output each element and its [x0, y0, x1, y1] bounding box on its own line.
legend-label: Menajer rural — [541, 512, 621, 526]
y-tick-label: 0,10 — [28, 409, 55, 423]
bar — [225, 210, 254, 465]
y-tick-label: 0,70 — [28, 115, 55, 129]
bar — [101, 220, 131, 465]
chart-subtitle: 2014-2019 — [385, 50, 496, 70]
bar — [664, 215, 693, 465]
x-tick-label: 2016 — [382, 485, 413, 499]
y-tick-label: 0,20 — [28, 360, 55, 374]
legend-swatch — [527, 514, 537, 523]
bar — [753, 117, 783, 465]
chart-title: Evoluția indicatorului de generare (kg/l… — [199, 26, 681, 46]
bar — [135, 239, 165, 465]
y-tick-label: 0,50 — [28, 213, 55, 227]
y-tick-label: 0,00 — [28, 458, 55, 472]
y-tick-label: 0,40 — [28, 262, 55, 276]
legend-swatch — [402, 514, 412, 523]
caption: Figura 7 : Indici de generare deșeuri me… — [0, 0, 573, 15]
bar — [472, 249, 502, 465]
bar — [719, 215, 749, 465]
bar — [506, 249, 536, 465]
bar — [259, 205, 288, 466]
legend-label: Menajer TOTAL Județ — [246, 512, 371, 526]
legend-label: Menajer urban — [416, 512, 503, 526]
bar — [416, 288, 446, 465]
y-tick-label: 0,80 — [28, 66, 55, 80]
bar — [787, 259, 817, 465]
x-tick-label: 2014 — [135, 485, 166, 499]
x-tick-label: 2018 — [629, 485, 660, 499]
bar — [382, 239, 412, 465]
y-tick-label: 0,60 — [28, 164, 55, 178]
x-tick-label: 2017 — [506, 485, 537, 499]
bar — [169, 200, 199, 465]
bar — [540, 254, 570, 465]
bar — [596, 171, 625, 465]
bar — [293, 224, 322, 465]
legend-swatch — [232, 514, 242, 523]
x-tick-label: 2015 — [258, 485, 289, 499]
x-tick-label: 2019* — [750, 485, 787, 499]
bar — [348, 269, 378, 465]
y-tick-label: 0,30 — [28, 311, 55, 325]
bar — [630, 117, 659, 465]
▬▬▬▬▬▬
● WORK INSTRUCTIONS
Retype every row above character for character, in the same order and with each on its own line.

● RESPONSE FOR THIS EXERCISE
output each element and its [x0, y0, x1, y1] bounding box on its own line.
legend-label: Menajer rural — [541, 512, 621, 526]
y-tick-label: 0,10 — [28, 409, 55, 423]
bar — [225, 210, 254, 465]
y-tick-label: 0,70 — [28, 115, 55, 129]
bar — [101, 220, 131, 465]
chart-subtitle: 2014-2019 — [385, 50, 496, 70]
bar — [664, 215, 693, 465]
x-tick-label: 2016 — [382, 485, 413, 499]
y-tick-label: 0,20 — [28, 360, 55, 374]
legend-swatch — [527, 514, 537, 523]
bar — [753, 117, 783, 465]
chart-title: Evoluția indicatorului de generare (kg/l… — [199, 26, 681, 46]
bar — [135, 239, 165, 465]
y-tick-label: 0,50 — [28, 213, 55, 227]
y-tick-label: 0,00 — [28, 458, 55, 472]
y-tick-label: 0,40 — [28, 262, 55, 276]
legend-swatch — [402, 514, 412, 523]
caption: Figura 7 : Indici de generare deșeuri me… — [0, 0, 573, 15]
bar — [472, 249, 502, 465]
bar — [719, 215, 749, 465]
bar — [506, 249, 536, 465]
bar — [259, 205, 288, 466]
legend-label: Menajer TOTAL Județ — [246, 512, 371, 526]
legend-label: Menajer urban — [416, 512, 503, 526]
bar — [416, 288, 446, 465]
y-tick-label: 0,80 — [28, 66, 55, 80]
bar — [787, 259, 817, 465]
x-tick-label: 2014 — [135, 485, 166, 499]
x-tick-label: 2018 — [629, 485, 660, 499]
bar — [382, 239, 412, 465]
y-tick-label: 0,60 — [28, 164, 55, 178]
x-tick-label: 2017 — [506, 485, 537, 499]
bar — [169, 200, 199, 465]
bar — [540, 254, 570, 465]
bar — [596, 171, 625, 465]
bar — [293, 224, 322, 465]
legend-swatch — [232, 514, 242, 523]
x-tick-label: 2015 — [258, 485, 289, 499]
x-tick-label: 2019* — [750, 485, 787, 499]
bar — [348, 269, 378, 465]
y-tick-label: 0,30 — [28, 311, 55, 325]
bar — [630, 117, 659, 465]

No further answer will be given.